Dataset entries
────────

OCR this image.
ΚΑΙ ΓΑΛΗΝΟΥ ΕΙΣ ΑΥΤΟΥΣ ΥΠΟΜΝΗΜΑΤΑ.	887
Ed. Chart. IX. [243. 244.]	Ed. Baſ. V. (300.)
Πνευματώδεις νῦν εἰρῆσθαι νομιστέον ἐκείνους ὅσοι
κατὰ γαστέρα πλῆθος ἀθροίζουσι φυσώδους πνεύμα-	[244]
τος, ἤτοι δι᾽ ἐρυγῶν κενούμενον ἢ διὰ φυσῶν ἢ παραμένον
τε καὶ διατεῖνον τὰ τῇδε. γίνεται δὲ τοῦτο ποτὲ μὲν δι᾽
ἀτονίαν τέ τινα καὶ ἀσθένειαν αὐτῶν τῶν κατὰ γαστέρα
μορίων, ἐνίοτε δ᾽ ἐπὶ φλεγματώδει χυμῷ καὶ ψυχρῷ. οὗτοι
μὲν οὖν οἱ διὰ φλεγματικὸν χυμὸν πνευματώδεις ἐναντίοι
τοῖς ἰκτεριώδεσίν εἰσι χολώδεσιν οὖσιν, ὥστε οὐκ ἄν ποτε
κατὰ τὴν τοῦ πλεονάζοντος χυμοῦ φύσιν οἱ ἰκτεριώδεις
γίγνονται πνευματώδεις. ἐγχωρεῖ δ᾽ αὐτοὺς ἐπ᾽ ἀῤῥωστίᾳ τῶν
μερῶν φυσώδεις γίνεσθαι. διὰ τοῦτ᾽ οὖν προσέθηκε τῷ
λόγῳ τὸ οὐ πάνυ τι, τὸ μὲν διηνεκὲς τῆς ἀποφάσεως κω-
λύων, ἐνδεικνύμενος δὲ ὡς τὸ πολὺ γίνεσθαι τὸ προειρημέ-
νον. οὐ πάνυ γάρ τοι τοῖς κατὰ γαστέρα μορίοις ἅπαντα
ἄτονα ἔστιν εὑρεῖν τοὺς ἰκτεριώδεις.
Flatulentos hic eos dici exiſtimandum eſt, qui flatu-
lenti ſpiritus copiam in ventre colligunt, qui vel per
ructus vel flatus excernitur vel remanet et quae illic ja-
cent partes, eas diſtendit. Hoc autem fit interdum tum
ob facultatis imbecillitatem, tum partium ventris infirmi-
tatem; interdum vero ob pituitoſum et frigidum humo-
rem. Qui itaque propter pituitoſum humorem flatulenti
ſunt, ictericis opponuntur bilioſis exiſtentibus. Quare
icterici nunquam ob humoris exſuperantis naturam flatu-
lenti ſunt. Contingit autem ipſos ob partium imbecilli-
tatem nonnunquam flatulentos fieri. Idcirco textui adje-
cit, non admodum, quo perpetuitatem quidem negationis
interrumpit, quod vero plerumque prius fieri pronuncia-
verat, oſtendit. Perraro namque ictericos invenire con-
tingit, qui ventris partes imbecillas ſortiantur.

────────

Aim of the exercise. Reproduce the full listing exactly.

Complete answer.
OCR this image.
ΚΑΙ ΓΑΛΗΝΟΥ ΕΙΣ ΑΥΤΟΥΣ ΥΠΟΜΝΗΜΑΤΑ.	887
Ed. Chart. IX. [243. 244.]	Ed. Baſ. V. (300.)
Πνευματώδεις νῦν εἰρῆσθαι νομιστέον ἐκείνους ὅσοι
κατὰ γαστέρα πλῆθος ἀθροίζουσι φυσώδους πνεύμα-	[244]
τος, ἤτοι δι᾽ ἐρυγῶν κενούμενον ἢ διὰ φυσῶν ἢ παραμένον
τε καὶ διατεῖνον τὰ τῇδε. γίνεται δὲ τοῦτο ποτὲ μὲν δι᾽
ἀτονίαν τέ τινα καὶ ἀσθένειαν αὐτῶν τῶν κατὰ γαστέρα
μορίων, ἐνίοτε δ᾽ ἐπὶ φλεγματώδει χυμῷ καὶ ψυχρῷ. οὗτοι
μὲν οὖν οἱ διὰ φλεγματικὸν χυμὸν πνευματώδεις ἐναντίοι
τοῖς ἰκτεριώδεσίν εἰσι χολώδεσιν οὖσιν, ὥστε οὐκ ἄν ποτε
κατὰ τὴν τοῦ πλεονάζοντος χυμοῦ φύσιν οἱ ἰκτεριώδεις
γίγνονται πνευματώδεις. ἐγχωρεῖ δ᾽ αὐτοὺς ἐπ᾽ ἀῤῥωστίᾳ τῶν
μερῶν φυσώδεις γίνεσθαι. διὰ τοῦτ᾽ οὖν προσέθηκε τῷ
λόγῳ τὸ οὐ πάνυ τι, τὸ μὲν διηνεκὲς τῆς ἀποφάσεως κω-
λύων, ἐνδεικνύμενος δὲ ὡς τὸ πολὺ γίνεσθαι τὸ προειρημέ-
νον. οὐ πάνυ γάρ τοι τοῖς κατὰ γαστέρα μορίοις ἅπαντα
ἄτονα ἔστιν εὑρεῖν τοὺς ἰκτεριώδεις.
Flatulentos hic eos dici exiſtimandum eſt, qui flatu-
lenti ſpiritus copiam in ventre colligunt, qui vel per
ructus vel flatus excernitur vel remanet et quae illic ja-
cent partes, eas diſtendit. Hoc autem fit interdum tum
ob facultatis imbecillitatem, tum partium ventris infirmi-
tatem; interdum vero ob pituitoſum et frigidum humo-
rem. Qui itaque propter pituitoſum humorem flatulenti
ſunt, ictericis opponuntur bilioſis exiſtentibus. Quare
icterici nunquam ob humoris exſuperantis naturam flatu-
lenti ſunt. Contingit autem ipſos ob partium imbecilli-
tatem nonnunquam flatulentos fieri. Idcirco textui adje-
cit, non admodum, quo perpetuitatem quidem negationis
interrumpit, quod vero plerumque prius fieri pronuncia-
verat, oſtendit. Perraro namque ictericos invenire con-
tingit, qui ventris partes imbecillas ſortiantur.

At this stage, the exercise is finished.